YOUR OBJECTIVE:
Look through the material below and count the lines with the string "title". Report only the count.

----------

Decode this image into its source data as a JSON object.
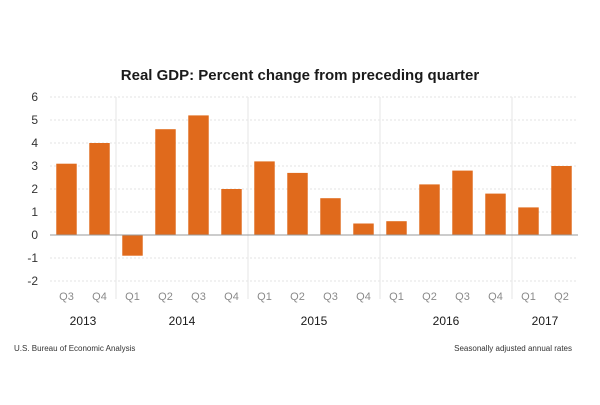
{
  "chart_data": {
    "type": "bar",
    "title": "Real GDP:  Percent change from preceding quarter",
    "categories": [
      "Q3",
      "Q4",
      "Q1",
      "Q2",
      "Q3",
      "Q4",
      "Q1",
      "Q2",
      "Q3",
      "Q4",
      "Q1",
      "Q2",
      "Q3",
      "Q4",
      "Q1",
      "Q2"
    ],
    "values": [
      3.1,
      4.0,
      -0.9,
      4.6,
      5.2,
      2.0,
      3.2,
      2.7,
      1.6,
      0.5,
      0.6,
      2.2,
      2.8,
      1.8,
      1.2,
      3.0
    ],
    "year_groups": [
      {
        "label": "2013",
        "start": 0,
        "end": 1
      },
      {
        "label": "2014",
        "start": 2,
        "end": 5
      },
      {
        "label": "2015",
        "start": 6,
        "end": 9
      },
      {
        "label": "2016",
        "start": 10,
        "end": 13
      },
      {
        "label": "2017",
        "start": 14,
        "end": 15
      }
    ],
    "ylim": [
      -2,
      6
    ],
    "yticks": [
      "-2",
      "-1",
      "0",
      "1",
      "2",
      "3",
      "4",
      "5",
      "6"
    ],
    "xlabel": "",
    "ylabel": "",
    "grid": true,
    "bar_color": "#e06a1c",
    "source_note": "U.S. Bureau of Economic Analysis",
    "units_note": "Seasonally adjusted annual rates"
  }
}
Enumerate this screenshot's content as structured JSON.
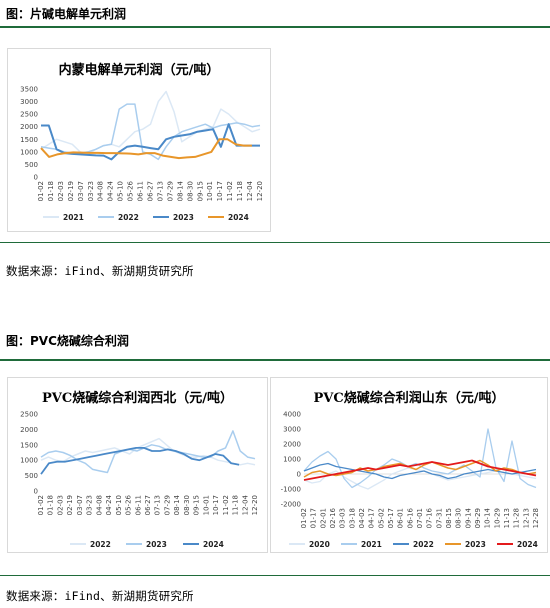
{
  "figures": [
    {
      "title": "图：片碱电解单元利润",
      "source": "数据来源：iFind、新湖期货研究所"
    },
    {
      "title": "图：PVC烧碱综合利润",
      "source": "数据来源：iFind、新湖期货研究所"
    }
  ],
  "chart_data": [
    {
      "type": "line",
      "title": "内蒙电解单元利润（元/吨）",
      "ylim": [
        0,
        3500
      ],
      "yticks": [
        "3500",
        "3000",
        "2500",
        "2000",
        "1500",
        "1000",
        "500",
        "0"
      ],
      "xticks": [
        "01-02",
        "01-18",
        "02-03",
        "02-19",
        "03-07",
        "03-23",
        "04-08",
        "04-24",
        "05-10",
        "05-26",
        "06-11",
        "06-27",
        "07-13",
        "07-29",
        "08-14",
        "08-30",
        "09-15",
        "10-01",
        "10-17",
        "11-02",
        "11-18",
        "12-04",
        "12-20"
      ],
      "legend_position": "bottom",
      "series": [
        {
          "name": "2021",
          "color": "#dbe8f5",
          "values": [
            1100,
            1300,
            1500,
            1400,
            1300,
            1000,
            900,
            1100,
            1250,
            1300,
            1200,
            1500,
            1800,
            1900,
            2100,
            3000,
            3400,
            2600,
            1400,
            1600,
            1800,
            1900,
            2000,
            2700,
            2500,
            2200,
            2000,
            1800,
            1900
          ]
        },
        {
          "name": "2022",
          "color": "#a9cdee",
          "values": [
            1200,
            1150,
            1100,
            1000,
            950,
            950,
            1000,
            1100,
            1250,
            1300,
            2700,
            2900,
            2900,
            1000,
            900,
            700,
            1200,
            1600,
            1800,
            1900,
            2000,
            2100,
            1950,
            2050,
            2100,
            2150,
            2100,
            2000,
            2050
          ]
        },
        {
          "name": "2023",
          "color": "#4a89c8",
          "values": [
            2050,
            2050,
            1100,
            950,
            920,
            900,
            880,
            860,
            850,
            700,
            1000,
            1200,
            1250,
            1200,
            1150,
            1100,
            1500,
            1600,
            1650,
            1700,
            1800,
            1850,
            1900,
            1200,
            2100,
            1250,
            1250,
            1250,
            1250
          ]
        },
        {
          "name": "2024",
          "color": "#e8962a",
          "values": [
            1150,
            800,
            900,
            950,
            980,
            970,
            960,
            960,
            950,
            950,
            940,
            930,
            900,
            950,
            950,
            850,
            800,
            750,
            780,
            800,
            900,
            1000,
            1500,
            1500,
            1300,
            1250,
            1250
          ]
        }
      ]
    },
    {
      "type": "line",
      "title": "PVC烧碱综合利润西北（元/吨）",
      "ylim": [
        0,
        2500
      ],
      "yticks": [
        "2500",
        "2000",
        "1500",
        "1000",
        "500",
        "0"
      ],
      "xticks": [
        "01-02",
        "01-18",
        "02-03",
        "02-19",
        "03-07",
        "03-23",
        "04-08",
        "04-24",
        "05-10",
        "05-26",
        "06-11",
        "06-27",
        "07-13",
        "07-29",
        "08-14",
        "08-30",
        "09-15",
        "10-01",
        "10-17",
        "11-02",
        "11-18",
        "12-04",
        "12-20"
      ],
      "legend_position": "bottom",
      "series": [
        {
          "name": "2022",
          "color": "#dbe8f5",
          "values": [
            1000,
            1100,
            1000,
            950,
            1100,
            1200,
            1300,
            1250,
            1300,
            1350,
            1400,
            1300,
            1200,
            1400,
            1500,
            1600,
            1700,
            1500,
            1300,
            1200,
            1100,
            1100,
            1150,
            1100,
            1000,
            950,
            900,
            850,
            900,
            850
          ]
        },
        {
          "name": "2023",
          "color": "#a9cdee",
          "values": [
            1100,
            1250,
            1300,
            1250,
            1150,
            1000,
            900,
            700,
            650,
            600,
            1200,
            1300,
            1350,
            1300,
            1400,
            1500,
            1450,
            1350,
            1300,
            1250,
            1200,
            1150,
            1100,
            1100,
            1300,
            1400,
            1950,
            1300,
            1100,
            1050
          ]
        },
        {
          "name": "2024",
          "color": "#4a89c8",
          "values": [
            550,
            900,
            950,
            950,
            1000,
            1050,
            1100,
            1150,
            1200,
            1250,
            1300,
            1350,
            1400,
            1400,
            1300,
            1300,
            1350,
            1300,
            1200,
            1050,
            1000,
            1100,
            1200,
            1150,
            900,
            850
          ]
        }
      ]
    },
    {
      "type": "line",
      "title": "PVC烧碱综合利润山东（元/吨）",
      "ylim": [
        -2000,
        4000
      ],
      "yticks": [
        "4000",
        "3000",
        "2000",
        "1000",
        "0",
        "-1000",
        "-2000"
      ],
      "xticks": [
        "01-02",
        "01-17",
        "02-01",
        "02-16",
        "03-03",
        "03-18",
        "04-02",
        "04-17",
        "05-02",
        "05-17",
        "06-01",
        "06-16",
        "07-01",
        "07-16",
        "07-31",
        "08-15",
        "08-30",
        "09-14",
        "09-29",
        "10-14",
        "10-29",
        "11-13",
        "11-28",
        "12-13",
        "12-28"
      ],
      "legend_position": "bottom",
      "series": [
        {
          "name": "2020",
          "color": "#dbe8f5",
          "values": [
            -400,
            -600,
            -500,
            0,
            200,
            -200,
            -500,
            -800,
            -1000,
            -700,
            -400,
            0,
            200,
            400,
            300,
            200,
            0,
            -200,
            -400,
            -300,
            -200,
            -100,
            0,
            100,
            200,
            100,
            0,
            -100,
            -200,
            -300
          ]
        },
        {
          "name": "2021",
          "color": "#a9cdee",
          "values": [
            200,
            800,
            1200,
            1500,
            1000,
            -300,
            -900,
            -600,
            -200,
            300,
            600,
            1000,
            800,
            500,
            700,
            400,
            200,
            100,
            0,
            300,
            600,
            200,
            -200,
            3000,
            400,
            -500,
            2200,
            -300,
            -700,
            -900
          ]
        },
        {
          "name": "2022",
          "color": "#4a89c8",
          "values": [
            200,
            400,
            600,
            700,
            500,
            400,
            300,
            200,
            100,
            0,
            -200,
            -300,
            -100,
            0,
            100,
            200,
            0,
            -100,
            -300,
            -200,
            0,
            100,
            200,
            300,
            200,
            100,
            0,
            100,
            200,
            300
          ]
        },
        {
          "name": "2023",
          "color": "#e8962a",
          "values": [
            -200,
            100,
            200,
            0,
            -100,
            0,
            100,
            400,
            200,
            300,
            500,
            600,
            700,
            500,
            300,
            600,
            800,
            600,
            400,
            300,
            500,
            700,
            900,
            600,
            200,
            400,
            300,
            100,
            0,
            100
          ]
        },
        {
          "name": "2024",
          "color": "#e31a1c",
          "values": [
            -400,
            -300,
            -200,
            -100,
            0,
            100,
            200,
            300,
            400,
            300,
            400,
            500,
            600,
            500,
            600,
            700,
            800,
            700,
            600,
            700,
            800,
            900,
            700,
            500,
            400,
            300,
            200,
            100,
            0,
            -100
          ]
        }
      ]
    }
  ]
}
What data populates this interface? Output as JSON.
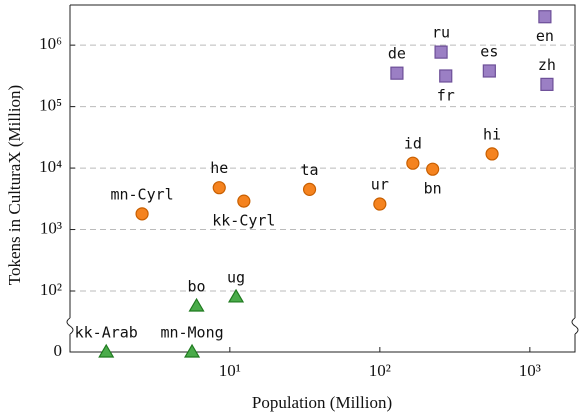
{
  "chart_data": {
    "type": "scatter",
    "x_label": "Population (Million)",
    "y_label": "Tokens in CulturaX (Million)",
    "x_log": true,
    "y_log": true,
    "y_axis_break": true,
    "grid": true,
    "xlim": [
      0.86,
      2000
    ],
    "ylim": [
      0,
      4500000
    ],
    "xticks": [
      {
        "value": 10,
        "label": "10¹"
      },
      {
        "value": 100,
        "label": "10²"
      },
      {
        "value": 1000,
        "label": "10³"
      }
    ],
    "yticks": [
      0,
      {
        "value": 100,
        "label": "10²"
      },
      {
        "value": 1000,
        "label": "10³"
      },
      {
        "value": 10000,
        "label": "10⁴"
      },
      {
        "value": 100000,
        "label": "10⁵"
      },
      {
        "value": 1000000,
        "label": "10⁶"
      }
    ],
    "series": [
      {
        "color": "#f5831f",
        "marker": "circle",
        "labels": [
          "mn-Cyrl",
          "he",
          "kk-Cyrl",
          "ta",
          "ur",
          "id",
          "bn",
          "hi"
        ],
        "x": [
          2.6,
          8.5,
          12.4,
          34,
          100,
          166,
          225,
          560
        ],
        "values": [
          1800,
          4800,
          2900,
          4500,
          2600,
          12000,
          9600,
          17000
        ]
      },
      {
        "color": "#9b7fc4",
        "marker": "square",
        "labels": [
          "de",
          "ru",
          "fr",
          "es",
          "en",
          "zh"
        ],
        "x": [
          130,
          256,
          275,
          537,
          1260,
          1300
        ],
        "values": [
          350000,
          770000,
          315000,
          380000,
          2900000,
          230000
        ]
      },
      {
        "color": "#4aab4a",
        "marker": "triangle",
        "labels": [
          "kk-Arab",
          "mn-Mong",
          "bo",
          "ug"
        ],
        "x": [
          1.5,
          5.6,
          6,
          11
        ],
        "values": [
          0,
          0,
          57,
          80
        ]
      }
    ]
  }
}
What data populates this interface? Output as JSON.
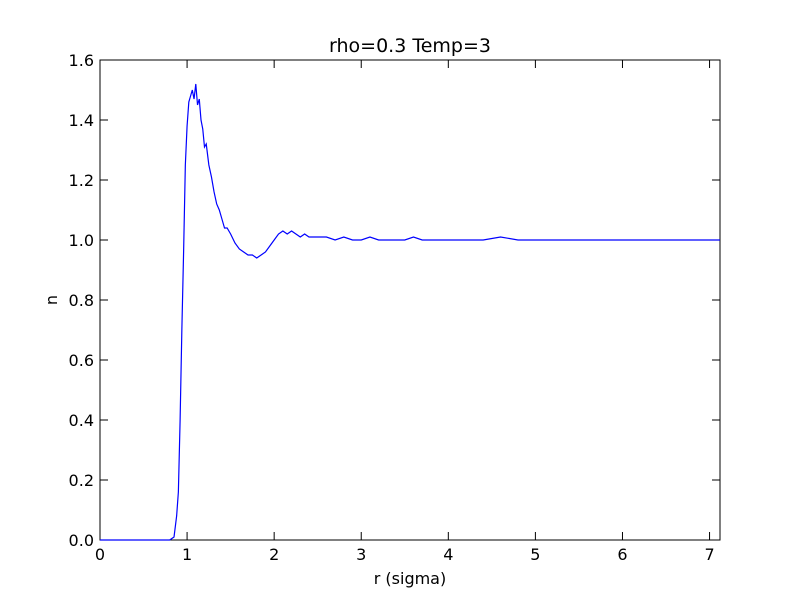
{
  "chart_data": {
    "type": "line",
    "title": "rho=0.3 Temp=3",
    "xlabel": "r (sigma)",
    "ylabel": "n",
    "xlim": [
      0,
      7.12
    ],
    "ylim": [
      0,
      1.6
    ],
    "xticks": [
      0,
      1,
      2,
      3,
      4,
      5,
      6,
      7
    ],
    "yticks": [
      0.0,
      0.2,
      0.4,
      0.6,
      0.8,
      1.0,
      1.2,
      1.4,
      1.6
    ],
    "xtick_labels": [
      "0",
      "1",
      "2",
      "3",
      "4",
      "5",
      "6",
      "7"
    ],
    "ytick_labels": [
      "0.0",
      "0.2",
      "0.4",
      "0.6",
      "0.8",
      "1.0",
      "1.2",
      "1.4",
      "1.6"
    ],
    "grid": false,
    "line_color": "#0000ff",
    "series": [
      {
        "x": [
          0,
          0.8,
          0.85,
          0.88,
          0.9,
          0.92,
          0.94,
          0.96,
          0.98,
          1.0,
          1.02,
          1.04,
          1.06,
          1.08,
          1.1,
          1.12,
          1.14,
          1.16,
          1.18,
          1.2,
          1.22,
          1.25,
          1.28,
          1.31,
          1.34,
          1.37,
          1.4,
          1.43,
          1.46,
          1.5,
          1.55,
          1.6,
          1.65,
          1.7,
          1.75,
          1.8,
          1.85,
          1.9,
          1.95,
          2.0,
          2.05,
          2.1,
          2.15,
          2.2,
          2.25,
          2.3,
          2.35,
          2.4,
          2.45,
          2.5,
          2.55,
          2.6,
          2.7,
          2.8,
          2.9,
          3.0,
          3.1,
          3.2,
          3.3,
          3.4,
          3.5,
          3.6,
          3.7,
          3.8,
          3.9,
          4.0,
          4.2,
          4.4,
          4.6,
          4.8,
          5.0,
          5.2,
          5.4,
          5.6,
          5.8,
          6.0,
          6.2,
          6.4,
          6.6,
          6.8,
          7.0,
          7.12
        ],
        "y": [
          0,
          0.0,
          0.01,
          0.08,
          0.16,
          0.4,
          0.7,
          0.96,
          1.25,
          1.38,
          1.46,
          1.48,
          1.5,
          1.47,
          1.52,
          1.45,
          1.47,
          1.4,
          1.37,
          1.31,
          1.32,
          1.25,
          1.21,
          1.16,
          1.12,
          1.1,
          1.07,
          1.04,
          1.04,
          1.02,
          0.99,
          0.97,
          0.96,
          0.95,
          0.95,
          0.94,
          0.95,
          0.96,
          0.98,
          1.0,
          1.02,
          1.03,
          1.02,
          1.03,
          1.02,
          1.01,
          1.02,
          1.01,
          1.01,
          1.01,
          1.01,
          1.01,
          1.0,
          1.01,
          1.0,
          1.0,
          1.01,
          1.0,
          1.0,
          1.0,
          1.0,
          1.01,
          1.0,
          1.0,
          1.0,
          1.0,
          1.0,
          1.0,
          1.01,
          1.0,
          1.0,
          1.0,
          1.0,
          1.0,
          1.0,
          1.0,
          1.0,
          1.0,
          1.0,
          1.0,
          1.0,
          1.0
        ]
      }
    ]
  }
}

----------

REPLY TO THE EXERCISE:
7